===== Data section =====
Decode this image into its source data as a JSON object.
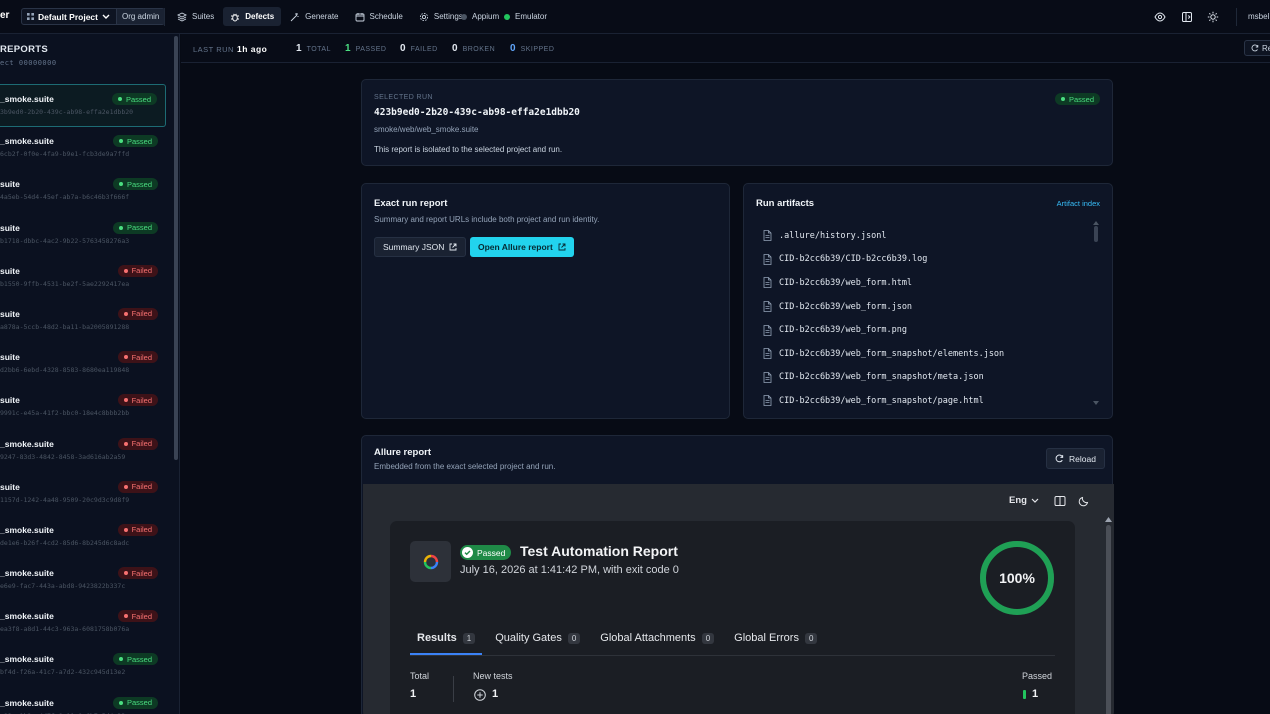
{
  "topbar": {
    "brand": "er",
    "project": "Default Project",
    "role": "Org admin",
    "nav": [
      {
        "label": "Suites",
        "icon": "layers-icon",
        "active": false
      },
      {
        "label": "Defects",
        "icon": "bug-icon",
        "active": true
      },
      {
        "label": "Generate",
        "icon": "wand-icon",
        "active": false
      },
      {
        "label": "Schedule",
        "icon": "calendar-icon",
        "active": false
      },
      {
        "label": "Settings",
        "icon": "gear-icon",
        "active": false
      }
    ],
    "status_appium": "Appium",
    "status_emulator": "Emulator",
    "user": "msbel"
  },
  "sidebar": {
    "title": "REPORTS",
    "subtitle": "ect 00000000",
    "runs": [
      {
        "name": "_smoke.suite",
        "id": "3b9ed0-2b20-439c-ab98-effa2e1dbb20",
        "status": "Passed"
      },
      {
        "name": "_smoke.suite",
        "id": "6cb2f-0f0e-4fa9-b9e1-fcb3de9a7ffd",
        "status": "Passed"
      },
      {
        "name": "suite",
        "id": "4a5eb-54d4-45ef-ab7a-b6c46b3f666f",
        "status": "Passed"
      },
      {
        "name": "suite",
        "id": "b1718-dbbc-4ac2-9b22-5763458276a3",
        "status": "Passed"
      },
      {
        "name": "suite",
        "id": "b1550-9ffb-4531-be2f-5ae2292417ea",
        "status": "Failed"
      },
      {
        "name": "suite",
        "id": "a878a-5ccb-48d2-ba11-ba2005891288",
        "status": "Failed"
      },
      {
        "name": "suite",
        "id": "d2bb6-6ebd-4328-8583-8680ea119848",
        "status": "Failed"
      },
      {
        "name": "suite",
        "id": "9991c-e45a-41f2-bbc0-18e4c8bbb2bb",
        "status": "Failed"
      },
      {
        "name": "_smoke.suite",
        "id": "9247-83d3-4842-8458-3ad616ab2a59",
        "status": "Failed"
      },
      {
        "name": "suite",
        "id": "1157d-1242-4a48-9509-20c9d3c9d8f9",
        "status": "Failed"
      },
      {
        "name": "_smoke.suite",
        "id": "de1e6-b26f-4cd2-85d6-8b245d6c8adc",
        "status": "Failed"
      },
      {
        "name": "_smoke.suite",
        "id": "e6e9-fac7-443a-abd8-9423822b337c",
        "status": "Failed"
      },
      {
        "name": "_smoke.suite",
        "id": "ea3f8-a8d1-44c3-963a-6081758b076a",
        "status": "Failed"
      },
      {
        "name": "_smoke.suite",
        "id": "bf4d-f26a-41c7-a7d2-432c945d13e2",
        "status": "Passed"
      },
      {
        "name": "_smoke.suite",
        "id": "c83a-1b2e-4d7f-9e11-0a6b7c5d4e33",
        "status": "Passed"
      }
    ]
  },
  "stats": {
    "last_run_label": "LAST RUN",
    "last_run_value": "1h ago",
    "total": "1",
    "total_label": "TOTAL",
    "passed": "1",
    "passed_label": "PASSED",
    "failed": "0",
    "failed_label": "FAILED",
    "broken": "0",
    "broken_label": "BROKEN",
    "skipped": "0",
    "skipped_label": "SKIPPED",
    "refresh": "Ref"
  },
  "selected_run": {
    "label": "SELECTED RUN",
    "id": "423b9ed0-2b20-439c-ab98-effa2e1dbb20",
    "path": "smoke/web/web_smoke.suite",
    "note": "This report is isolated to the selected project and run.",
    "status": "Passed"
  },
  "exact_report": {
    "title": "Exact run report",
    "desc": "Summary and report URLs include both project and run identity.",
    "summary_btn": "Summary JSON",
    "open_btn": "Open Allure report"
  },
  "artifacts": {
    "title": "Run artifacts",
    "index_link": "Artifact index",
    "items": [
      ".allure/history.jsonl",
      "CID-b2cc6b39/CID-b2cc6b39.log",
      "CID-b2cc6b39/web_form.html",
      "CID-b2cc6b39/web_form.json",
      "CID-b2cc6b39/web_form.png",
      "CID-b2cc6b39/web_form_snapshot/elements.json",
      "CID-b2cc6b39/web_form_snapshot/meta.json",
      "CID-b2cc6b39/web_form_snapshot/page.html"
    ]
  },
  "allure": {
    "title": "Allure report",
    "desc": "Embedded from the exact selected project and run.",
    "reload": "Reload",
    "lang": "Eng",
    "badge": "Passed",
    "report_title": "Test Automation Report",
    "report_sub": "July 16, 2026 at 1:41:42 PM, with exit code 0",
    "percent": "100%",
    "percent_value": 100,
    "tabs": [
      {
        "label": "Results",
        "count": "1",
        "active": true
      },
      {
        "label": "Quality Gates",
        "count": "0",
        "active": false
      },
      {
        "label": "Global Attachments",
        "count": "0",
        "active": false
      },
      {
        "label": "Global Errors",
        "count": "0",
        "active": false
      }
    ],
    "total_label": "Total",
    "total_value": "1",
    "new_label": "New tests",
    "new_value": "1",
    "passed_label": "Passed",
    "passed_value": "1"
  },
  "colors": {
    "accent": "#22d3ee",
    "passed": "#4ade80",
    "failed": "#f87171",
    "broken": "#e2e8f0",
    "skipped": "#60a5fa",
    "allure_green": "#1f8a47"
  }
}
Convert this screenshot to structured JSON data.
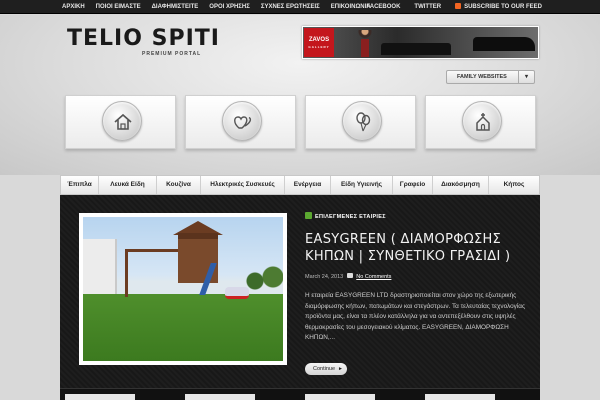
=====
__What the task requires__
Take the listing above and print it exactly, apart from the pictures.

__Answer to the task__
Decode this image into its source data as a JSON object.
{
  "topbar": {
    "brand": "er",
    "project": "Default Project",
    "role": "Org admin",
    "nav": [
      {
        "label": "Suites",
        "icon": "layers-icon",
        "active": false
      },
      {
        "label": "Defects",
        "icon": "bug-icon",
        "active": true
      },
      {
        "label": "Generate",
        "icon": "wand-icon",
        "active": false
      },
      {
        "label": "Schedule",
        "icon": "calendar-icon",
        "active": false
      },
      {
        "label": "Settings",
        "icon": "gear-icon",
        "active": false
      }
    ],
    "status_appium": "Appium",
    "status_emulator": "Emulator",
    "user": "msbel"
  },
  "sidebar": {
    "title": "REPORTS",
    "subtitle": "ect 00000000",
    "runs": [
      {
        "name": "_smoke.suite",
        "id": "3b9ed0-2b20-439c-ab98-effa2e1dbb20",
        "status": "Passed"
      },
      {
        "name": "_smoke.suite",
        "id": "6cb2f-0f0e-4fa9-b9e1-fcb3de9a7ffd",
        "status": "Passed"
      },
      {
        "name": "suite",
        "id": "4a5eb-54d4-45ef-ab7a-b6c46b3f666f",
        "status": "Passed"
      },
      {
        "name": "suite",
        "id": "b1718-dbbc-4ac2-9b22-5763458276a3",
        "status": "Passed"
      },
      {
        "name": "suite",
        "id": "b1550-9ffb-4531-be2f-5ae2292417ea",
        "status": "Failed"
      },
      {
        "name": "suite",
        "id": "a878a-5ccb-48d2-ba11-ba2005891288",
        "status": "Failed"
      },
      {
        "name": "suite",
        "id": "d2bb6-6ebd-4328-8583-8680ea119848",
        "status": "Failed"
      },
      {
        "name": "suite",
        "id": "9991c-e45a-41f2-bbc0-18e4c8bbb2bb",
        "status": "Failed"
      },
      {
        "name": "_smoke.suite",
        "id": "9247-83d3-4842-8458-3ad616ab2a59",
        "status": "Failed"
      },
      {
        "name": "suite",
        "id": "1157d-1242-4a48-9509-20c9d3c9d8f9",
        "status": "Failed"
      },
      {
        "name": "_smoke.suite",
        "id": "de1e6-b26f-4cd2-85d6-8b245d6c8adc",
        "status": "Failed"
      },
      {
        "name": "_smoke.suite",
        "id": "e6e9-fac7-443a-abd8-9423822b337c",
        "status": "Failed"
      },
      {
        "name": "_smoke.suite",
        "id": "ea3f8-a8d1-44c3-963a-6081758b076a",
        "status": "Failed"
      },
      {
        "name": "_smoke.suite",
        "id": "bf4d-f26a-41c7-a7d2-432c945d13e2",
        "status": "Passed"
      },
      {
        "name": "_smoke.suite",
        "id": "c83a-1b2e-4d7f-9e11-0a6b7c5d4e33",
        "status": "Passed"
      }
    ]
  },
  "stats": {
    "last_run_label": "LAST RUN",
    "last_run_value": "1h ago",
    "total": "1",
    "total_label": "TOTAL",
    "passed": "1",
    "passed_label": "PASSED",
    "failed": "0",
    "failed_label": "FAILED",
    "broken": "0",
    "broken_label": "BROKEN",
    "skipped": "0",
    "skipped_label": "SKIPPED",
    "refresh": "Ref"
  },
  "selected_run": {
    "label": "SELECTED RUN",
    "id": "423b9ed0-2b20-439c-ab98-effa2e1dbb20",
    "path": "smoke/web/web_smoke.suite",
    "note": "This report is isolated to the selected project and run.",
    "status": "Passed"
  },
  "exact_report": {
    "title": "Exact run report",
    "desc": "Summary and report URLs include both project and run identity.",
    "summary_btn": "Summary JSON",
    "open_btn": "Open Allure report"
  },
  "artifacts": {
    "title": "Run artifacts",
    "index_link": "Artifact index",
    "items": [
      ".allure/history.jsonl",
      "CID-b2cc6b39/CID-b2cc6b39.log",
      "CID-b2cc6b39/web_form.html",
      "CID-b2cc6b39/web_form.json",
      "CID-b2cc6b39/web_form.png",
      "CID-b2cc6b39/web_form_snapshot/elements.json",
      "CID-b2cc6b39/web_form_snapshot/meta.json",
      "CID-b2cc6b39/web_form_snapshot/page.html"
    ]
  },
  "allure": {
    "title": "Allure report",
    "desc": "Embedded from the exact selected project and run.",
    "reload": "Reload",
    "lang": "Eng",
    "badge": "Passed",
    "report_title": "Test Automation Report",
    "report_sub": "July 16, 2026 at 1:41:42 PM, with exit code 0",
    "percent": "100%",
    "percent_value": 100,
    "tabs": [
      {
        "label": "Results",
        "count": "1",
        "active": true
      },
      {
        "label": "Quality Gates",
        "count": "0",
        "active": false
      },
      {
        "label": "Global Attachments",
        "count": "0",
        "active": false
      },
      {
        "label": "Global Errors",
        "count": "0",
        "active": false
      }
    ],
    "total_label": "Total",
    "total_value": "1",
    "new_label": "New tests",
    "new_value": "1",
    "passed_label": "Passed",
    "passed_value": "1"
  },
  "colors": {
    "accent": "#22d3ee",
    "passed": "#4ade80",
    "failed": "#f87171",
    "broken": "#e2e8f0",
    "skipped": "#60a5fa",
    "allure_green": "#1f8a47"
  }
}
Convert this screenshot to structured JSON data.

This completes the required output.